**EXTRACTED MATERIAL**
┌────────

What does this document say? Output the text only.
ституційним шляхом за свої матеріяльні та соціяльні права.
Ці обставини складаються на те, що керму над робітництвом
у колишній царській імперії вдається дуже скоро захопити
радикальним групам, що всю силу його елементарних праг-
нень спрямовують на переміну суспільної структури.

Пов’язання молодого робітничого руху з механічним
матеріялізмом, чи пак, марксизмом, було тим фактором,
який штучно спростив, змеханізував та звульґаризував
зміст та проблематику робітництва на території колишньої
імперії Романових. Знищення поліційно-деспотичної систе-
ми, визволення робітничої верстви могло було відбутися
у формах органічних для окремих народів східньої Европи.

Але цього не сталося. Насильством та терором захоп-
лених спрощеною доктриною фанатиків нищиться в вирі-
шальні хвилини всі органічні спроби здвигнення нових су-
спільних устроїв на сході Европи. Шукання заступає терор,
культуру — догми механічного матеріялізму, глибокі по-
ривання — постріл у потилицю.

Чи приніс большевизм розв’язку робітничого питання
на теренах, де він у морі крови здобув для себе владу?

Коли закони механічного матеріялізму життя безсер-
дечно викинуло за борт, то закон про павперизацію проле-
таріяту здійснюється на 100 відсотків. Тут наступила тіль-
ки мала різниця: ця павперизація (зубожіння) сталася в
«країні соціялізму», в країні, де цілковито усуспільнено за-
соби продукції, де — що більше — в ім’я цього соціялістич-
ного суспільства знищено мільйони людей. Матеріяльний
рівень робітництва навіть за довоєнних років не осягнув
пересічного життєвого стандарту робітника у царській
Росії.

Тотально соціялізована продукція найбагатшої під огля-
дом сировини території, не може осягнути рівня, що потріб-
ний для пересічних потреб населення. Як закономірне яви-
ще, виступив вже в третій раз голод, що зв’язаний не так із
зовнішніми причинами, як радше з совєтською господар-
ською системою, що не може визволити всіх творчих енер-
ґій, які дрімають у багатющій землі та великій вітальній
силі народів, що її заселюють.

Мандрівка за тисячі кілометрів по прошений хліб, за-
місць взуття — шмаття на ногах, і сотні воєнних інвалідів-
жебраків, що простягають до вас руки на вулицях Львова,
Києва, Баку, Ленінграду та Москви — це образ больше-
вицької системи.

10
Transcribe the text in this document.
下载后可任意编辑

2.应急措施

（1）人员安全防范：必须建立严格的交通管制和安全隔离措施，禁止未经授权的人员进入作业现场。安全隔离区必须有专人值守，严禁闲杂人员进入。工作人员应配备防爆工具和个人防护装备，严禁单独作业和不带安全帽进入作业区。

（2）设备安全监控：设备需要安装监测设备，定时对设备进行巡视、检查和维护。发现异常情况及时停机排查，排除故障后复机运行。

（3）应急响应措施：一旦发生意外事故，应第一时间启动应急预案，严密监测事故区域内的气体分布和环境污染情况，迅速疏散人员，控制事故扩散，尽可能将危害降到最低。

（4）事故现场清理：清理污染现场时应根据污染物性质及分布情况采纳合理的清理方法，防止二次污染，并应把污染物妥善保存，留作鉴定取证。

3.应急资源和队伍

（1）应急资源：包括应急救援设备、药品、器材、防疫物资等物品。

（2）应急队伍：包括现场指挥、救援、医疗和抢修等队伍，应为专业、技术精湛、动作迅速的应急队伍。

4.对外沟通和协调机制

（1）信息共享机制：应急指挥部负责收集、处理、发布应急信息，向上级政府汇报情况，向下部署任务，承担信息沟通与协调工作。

└────────

Extract the data exactly as given.

**WRITTEN SOLUTION**
What does this document say? Output the text only.
ституційним шляхом за свої матеріяльні та соціяльні права.
Ці обставини складаються на те, що керму над робітництвом
у колишній царській імперії вдається дуже скоро захопити
радикальним групам, що всю силу його елементарних праг-
нень спрямовують на переміну суспільної структури.

Пов’язання молодого робітничого руху з механічним
матеріялізмом, чи пак, марксизмом, було тим фактором,
який штучно спростив, змеханізував та звульґаризував
зміст та проблематику робітництва на території колишньої
імперії Романових. Знищення поліційно-деспотичної систе-
ми, визволення робітничої верстви могло було відбутися
у формах органічних для окремих народів східньої Европи.

Але цього не сталося. Насильством та терором захоп-
лених спрощеною доктриною фанатиків нищиться в вирі-
шальні хвилини всі органічні спроби здвигнення нових су-
спільних устроїв на сході Европи. Шукання заступає терор,
культуру — догми механічного матеріялізму, глибокі по-
ривання — постріл у потилицю.

Чи приніс большевизм розв’язку робітничого питання
на теренах, де він у морі крови здобув для себе владу?

Коли закони механічного матеріялізму життя безсер-
дечно викинуло за борт, то закон про павперизацію проле-
таріяту здійснюється на 100 відсотків. Тут наступила тіль-
ки мала різниця: ця павперизація (зубожіння) сталася в
«країні соціялізму», в країні, де цілковито усуспільнено за-
соби продукції, де — що більше — в ім’я цього соціялістич-
ного суспільства знищено мільйони людей. Матеріяльний
рівень робітництва навіть за довоєнних років не осягнув
пересічного життєвого стандарту робітника у царській
Росії.

Тотально соціялізована продукція найбагатшої під огля-
дом сировини території, не може осягнути рівня, що потріб-
ний для пересічних потреб населення. Як закономірне яви-
ще, виступив вже в третій раз голод, що зв’язаний не так із
зовнішніми причинами, як радше з совєтською господар-
ською системою, що не може визволити всіх творчих енер-
ґій, які дрімають у багатющій землі та великій вітальній
силі народів, що її заселюють.

Мандрівка за тисячі кілометрів по прошений хліб, за-
місць взуття — шмаття на ногах, і сотні воєнних інвалідів-
жебраків, що простягають до вас руки на вулицях Львова,
Києва, Баку, Ленінграду та Москви — це образ больше-
вицької системи.

10
Transcribe the text in this document.
下载后可任意编辑

2.应急措施

（1）人员安全防范：必须建立严格的交通管制和安全隔离措施，禁止未经授权的人员进入作业现场。安全隔离区必须有专人值守，严禁闲杂人员进入。工作人员应配备防爆工具和个人防护装备，严禁单独作业和不带安全帽进入作业区。

（2）设备安全监控：设备需要安装监测设备，定时对设备进行巡视、检查和维护。发现异常情况及时停机排查，排除故障后复机运行。

（3）应急响应措施：一旦发生意外事故，应第一时间启动应急预案，严密监测事故区域内的气体分布和环境污染情况，迅速疏散人员，控制事故扩散，尽可能将危害降到最低。

（4）事故现场清理：清理污染现场时应根据污染物性质及分布情况采纳合理的清理方法，防止二次污染，并应把污染物妥善保存，留作鉴定取证。

3.应急资源和队伍

（1）应急资源：包括应急救援设备、药品、器材、防疫物资等物品。

（2）应急队伍：包括现场指挥、救援、医疗和抢修等队伍，应为专业、技术精湛、动作迅速的应急队伍。

4.对外沟通和协调机制

（1）信息共享机制：应急指挥部负责收集、处理、发布应急信息，向上级政府汇报情况，向下部署任务，承担信息沟通与协调工作。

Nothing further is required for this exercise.